(Collected data entries)
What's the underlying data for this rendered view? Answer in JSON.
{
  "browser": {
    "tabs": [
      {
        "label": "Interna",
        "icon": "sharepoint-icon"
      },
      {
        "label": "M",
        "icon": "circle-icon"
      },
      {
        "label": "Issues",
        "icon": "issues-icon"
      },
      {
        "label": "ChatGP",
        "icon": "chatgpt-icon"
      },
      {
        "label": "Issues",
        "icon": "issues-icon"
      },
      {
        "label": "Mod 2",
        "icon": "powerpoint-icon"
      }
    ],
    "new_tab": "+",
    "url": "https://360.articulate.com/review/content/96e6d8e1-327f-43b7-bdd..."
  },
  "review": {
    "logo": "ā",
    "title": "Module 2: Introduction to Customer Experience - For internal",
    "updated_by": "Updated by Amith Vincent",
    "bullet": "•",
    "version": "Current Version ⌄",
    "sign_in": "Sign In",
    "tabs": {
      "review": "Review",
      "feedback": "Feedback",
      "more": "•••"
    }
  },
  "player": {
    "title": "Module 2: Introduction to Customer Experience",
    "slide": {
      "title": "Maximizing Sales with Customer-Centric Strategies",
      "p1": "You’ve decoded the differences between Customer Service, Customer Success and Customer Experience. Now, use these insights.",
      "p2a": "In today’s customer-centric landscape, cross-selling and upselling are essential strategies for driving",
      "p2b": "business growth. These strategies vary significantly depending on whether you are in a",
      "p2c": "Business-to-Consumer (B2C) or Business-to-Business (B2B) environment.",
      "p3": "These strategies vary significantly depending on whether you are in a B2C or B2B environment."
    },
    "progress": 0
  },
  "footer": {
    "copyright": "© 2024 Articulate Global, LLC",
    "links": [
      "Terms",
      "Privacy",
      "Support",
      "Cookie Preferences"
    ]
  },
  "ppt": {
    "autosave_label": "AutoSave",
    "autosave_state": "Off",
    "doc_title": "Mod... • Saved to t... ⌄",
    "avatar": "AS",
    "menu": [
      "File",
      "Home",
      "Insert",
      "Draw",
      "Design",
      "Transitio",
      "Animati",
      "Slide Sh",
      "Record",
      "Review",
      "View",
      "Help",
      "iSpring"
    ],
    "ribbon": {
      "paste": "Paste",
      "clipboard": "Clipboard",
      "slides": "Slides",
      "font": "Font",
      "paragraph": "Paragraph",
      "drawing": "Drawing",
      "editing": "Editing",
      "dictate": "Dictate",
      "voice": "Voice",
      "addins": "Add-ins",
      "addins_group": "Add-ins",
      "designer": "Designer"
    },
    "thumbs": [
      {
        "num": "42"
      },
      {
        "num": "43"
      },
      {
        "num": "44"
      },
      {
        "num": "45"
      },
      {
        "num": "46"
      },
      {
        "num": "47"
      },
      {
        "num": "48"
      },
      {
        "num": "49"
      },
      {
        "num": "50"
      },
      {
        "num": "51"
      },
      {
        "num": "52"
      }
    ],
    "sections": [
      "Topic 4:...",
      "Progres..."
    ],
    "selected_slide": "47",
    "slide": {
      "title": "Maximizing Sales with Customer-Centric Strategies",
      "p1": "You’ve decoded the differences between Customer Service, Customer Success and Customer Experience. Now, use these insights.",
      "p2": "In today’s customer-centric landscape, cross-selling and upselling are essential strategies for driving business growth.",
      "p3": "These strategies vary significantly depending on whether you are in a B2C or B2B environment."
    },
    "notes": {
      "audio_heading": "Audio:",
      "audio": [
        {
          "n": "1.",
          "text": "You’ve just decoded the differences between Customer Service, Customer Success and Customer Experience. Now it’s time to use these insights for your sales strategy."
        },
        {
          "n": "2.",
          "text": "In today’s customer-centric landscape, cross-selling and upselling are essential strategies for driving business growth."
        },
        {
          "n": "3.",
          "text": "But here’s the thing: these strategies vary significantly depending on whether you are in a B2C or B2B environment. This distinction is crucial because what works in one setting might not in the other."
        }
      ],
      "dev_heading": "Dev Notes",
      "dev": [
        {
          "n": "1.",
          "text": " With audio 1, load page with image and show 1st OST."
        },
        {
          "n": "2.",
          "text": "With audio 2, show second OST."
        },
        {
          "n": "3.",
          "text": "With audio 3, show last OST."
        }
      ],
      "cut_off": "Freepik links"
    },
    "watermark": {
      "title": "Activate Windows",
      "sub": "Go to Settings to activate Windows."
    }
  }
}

# EXERCISE GOAL
Pick every line with "today" in it and copy it.

# RESPONSE TO THIS EXERCISE
      "p2a": "In today’s customer-centric landscape, cross-selling and upselling are essential strategies for driving",
      "p2": "In today’s customer-centric landscape, cross-selling and upselling are essential strategies for driving business growth.",
          "text": "In today’s customer-centric landscape, cross-selling and upselling are essential strategies for driving business growth."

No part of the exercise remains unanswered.